> _Work instructions_:
Filter the entries that follow, copying every line in which the word "ſine" appears.
[Begin Input rows]
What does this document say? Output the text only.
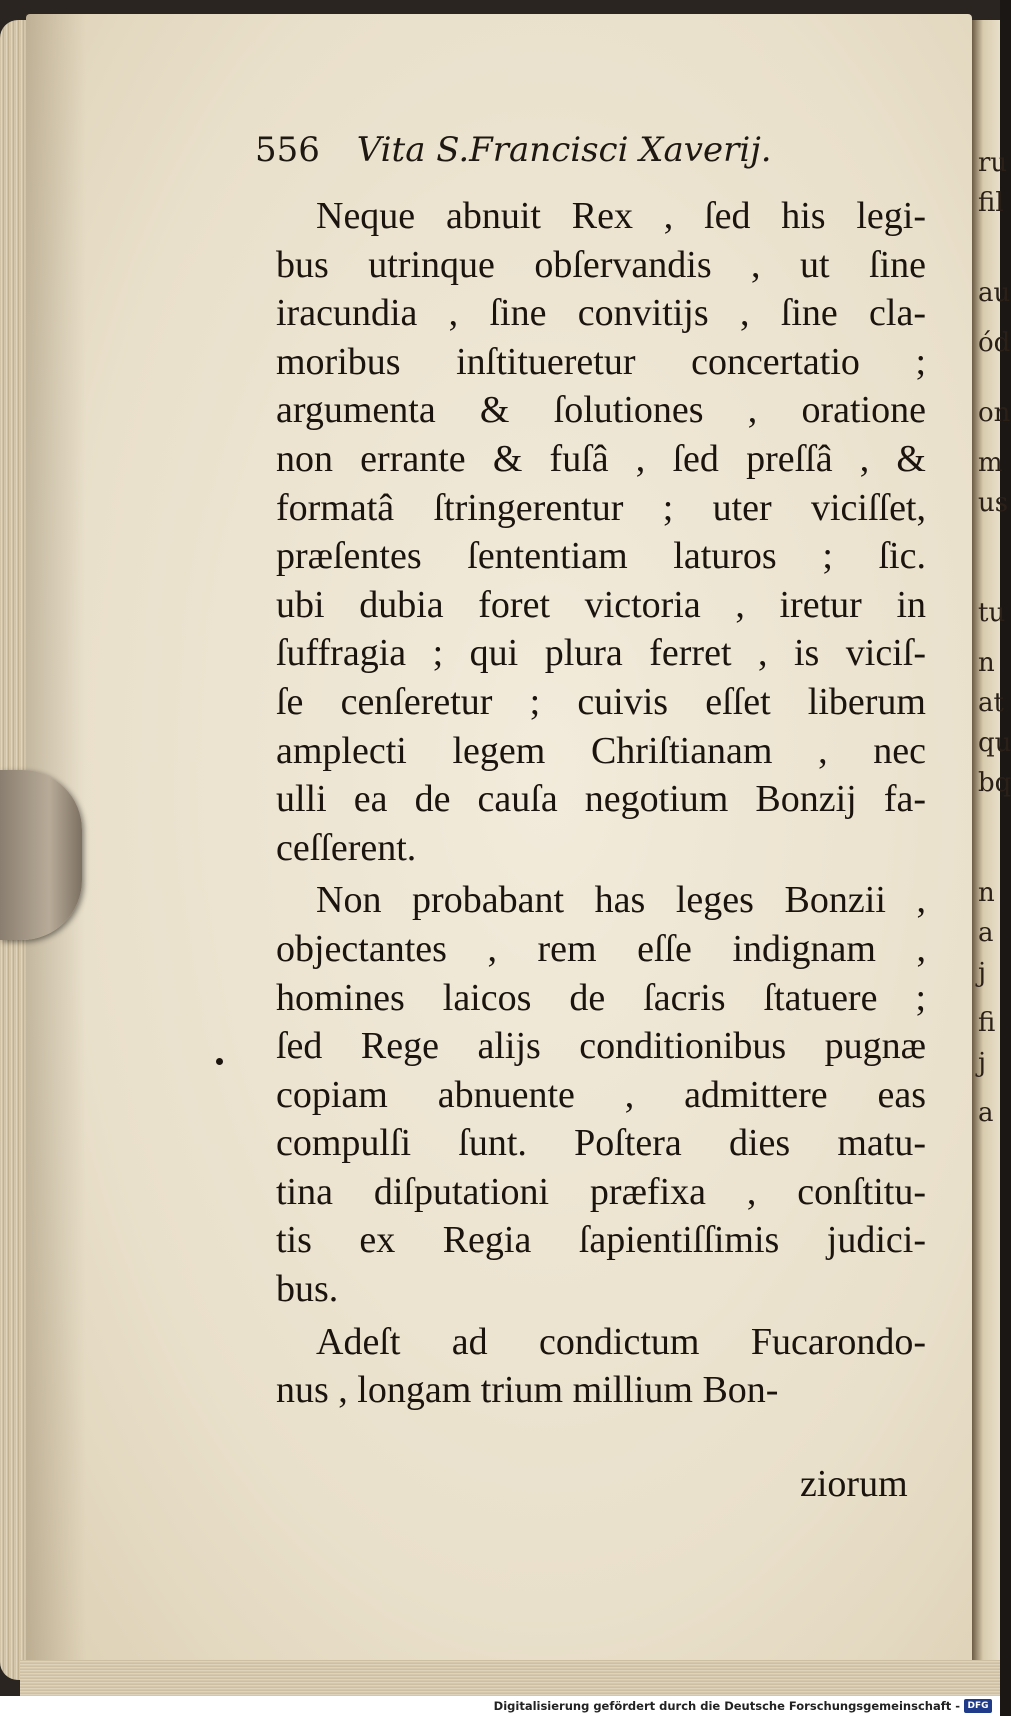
ru
fil
au
ód
on
m
us
tu
n
at
qu
bq
n
a
j
fi
j
a
556 Vita S.Francisci Xaverij.
Neque abnuit Rex , ſed his legi-
bus utrinque obſervandis , ut ſine
iracundia , ſine convitijs , ſine cla-
moribus inſtitueretur concertatio ;
argumenta & ſolutiones , oratione
non errante & fuſâ , ſed preſſâ , &
formatâ ſtringerentur ; uter viciſſet,
præſentes ſententiam laturos ; ſic.
ubi dubia foret victoria , iretur in
ſuffragia ; qui plura ferret , is viciſ-
ſe cenſeretur ; cuivis eſſet liberum
amplecti legem Chriſtianam , nec
ulli ea de cauſa negotium Bonzij fa-
ceſſerent.
Non probabant has leges Bonzii ,
objectantes , rem eſſe indignam ,
homines laicos de ſacris ſtatuere ;
ſed Rege alijs conditionibus pugnæ
copiam abnuente , admittere eas
compulſi ſunt. Poſtera dies matu-
tina diſputationi præfixa , conſtitu-
tis ex Regia ſapientiſſimis judici-
bus.
Adeſt ad condictum Fucarondo-
nus , longam trium millium Bon-
ziorum
Digitalisierung gefördert durch die Deutsche Forschungsgemeinschaft - DFG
[End Input rows]
> _The answer_:
bus utrinque obſervandis , ut ſine
iracundia , ſine convitijs , ſine cla-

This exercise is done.